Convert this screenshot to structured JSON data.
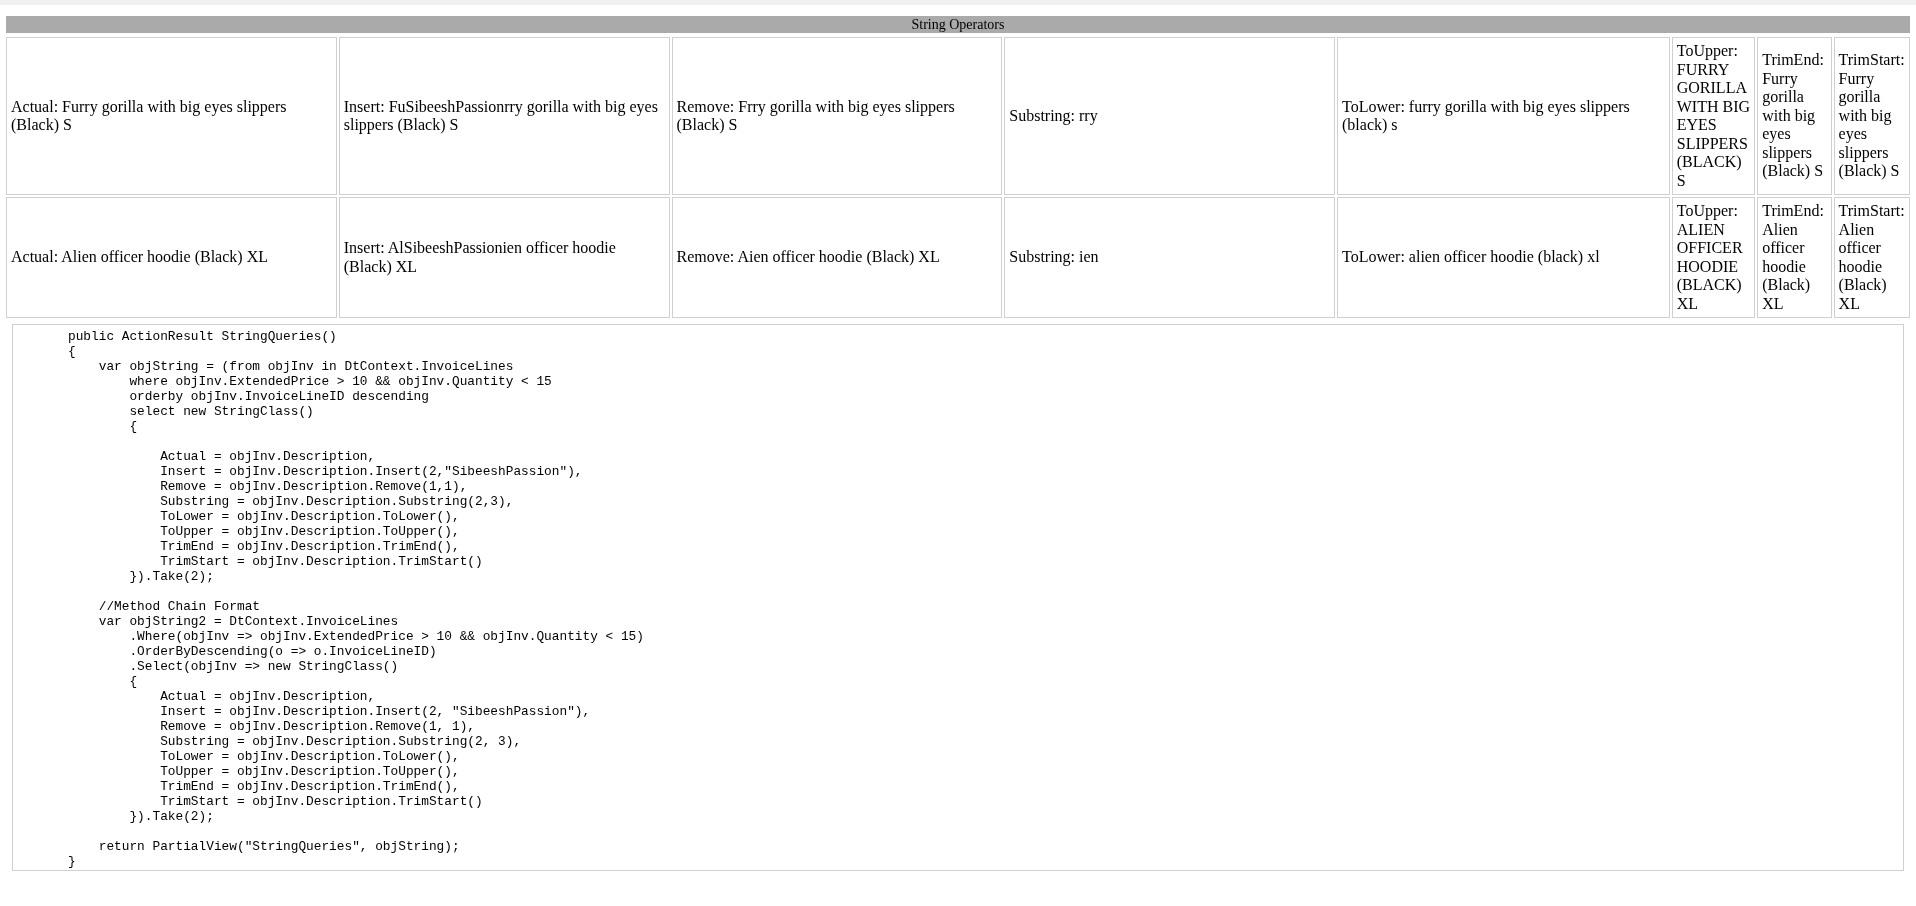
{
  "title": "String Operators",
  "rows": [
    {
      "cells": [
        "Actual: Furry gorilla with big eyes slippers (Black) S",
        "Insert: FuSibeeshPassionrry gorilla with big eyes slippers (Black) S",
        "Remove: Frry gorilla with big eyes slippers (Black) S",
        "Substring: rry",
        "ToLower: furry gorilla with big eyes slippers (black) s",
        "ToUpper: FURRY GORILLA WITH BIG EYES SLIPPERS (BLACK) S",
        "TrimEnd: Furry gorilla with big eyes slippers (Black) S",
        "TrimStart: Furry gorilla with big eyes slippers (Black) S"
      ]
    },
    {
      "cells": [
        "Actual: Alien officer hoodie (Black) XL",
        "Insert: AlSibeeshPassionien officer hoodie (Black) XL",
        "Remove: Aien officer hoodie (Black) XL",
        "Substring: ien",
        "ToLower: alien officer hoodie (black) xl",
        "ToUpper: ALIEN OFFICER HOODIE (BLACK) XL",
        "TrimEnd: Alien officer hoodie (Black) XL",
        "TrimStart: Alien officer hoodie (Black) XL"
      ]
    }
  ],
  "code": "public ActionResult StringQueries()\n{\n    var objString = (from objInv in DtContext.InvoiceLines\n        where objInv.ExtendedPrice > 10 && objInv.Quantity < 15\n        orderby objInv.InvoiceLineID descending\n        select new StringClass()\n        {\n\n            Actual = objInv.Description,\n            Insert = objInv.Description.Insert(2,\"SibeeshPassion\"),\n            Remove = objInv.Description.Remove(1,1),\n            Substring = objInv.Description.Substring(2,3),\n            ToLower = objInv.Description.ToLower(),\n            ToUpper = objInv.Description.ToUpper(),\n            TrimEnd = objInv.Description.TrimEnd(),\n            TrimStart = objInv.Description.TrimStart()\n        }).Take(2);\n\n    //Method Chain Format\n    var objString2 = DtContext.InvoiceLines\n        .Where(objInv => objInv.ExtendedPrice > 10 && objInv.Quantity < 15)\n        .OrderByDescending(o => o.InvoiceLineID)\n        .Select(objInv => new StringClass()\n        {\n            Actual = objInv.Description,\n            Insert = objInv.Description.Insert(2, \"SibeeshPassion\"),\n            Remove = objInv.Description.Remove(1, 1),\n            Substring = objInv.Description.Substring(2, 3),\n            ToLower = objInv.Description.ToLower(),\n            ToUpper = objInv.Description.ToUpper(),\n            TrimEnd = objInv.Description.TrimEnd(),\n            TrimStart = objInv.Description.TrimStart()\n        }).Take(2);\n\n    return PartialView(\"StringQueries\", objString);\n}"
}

--

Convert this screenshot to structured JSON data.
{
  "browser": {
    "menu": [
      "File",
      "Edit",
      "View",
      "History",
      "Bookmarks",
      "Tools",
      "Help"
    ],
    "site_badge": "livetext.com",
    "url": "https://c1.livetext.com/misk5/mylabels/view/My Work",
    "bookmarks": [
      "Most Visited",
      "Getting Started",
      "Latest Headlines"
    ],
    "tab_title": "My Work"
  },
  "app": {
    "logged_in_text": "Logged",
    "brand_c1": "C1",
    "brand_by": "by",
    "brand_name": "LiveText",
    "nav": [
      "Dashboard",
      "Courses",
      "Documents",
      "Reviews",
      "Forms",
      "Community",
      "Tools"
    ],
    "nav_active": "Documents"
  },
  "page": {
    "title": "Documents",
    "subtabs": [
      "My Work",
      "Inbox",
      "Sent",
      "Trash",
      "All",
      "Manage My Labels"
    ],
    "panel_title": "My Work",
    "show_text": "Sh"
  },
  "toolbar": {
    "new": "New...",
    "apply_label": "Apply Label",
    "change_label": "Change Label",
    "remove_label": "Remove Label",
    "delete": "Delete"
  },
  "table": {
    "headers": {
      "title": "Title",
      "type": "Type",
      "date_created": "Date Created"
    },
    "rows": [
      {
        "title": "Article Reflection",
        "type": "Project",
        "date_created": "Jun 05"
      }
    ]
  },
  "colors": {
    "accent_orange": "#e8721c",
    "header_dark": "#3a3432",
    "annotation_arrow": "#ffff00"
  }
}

AIM OF THE EXERCISE —
Reply with nothing but the number of lines that contain the word "Work".

COMPLETE OUTPUT —
4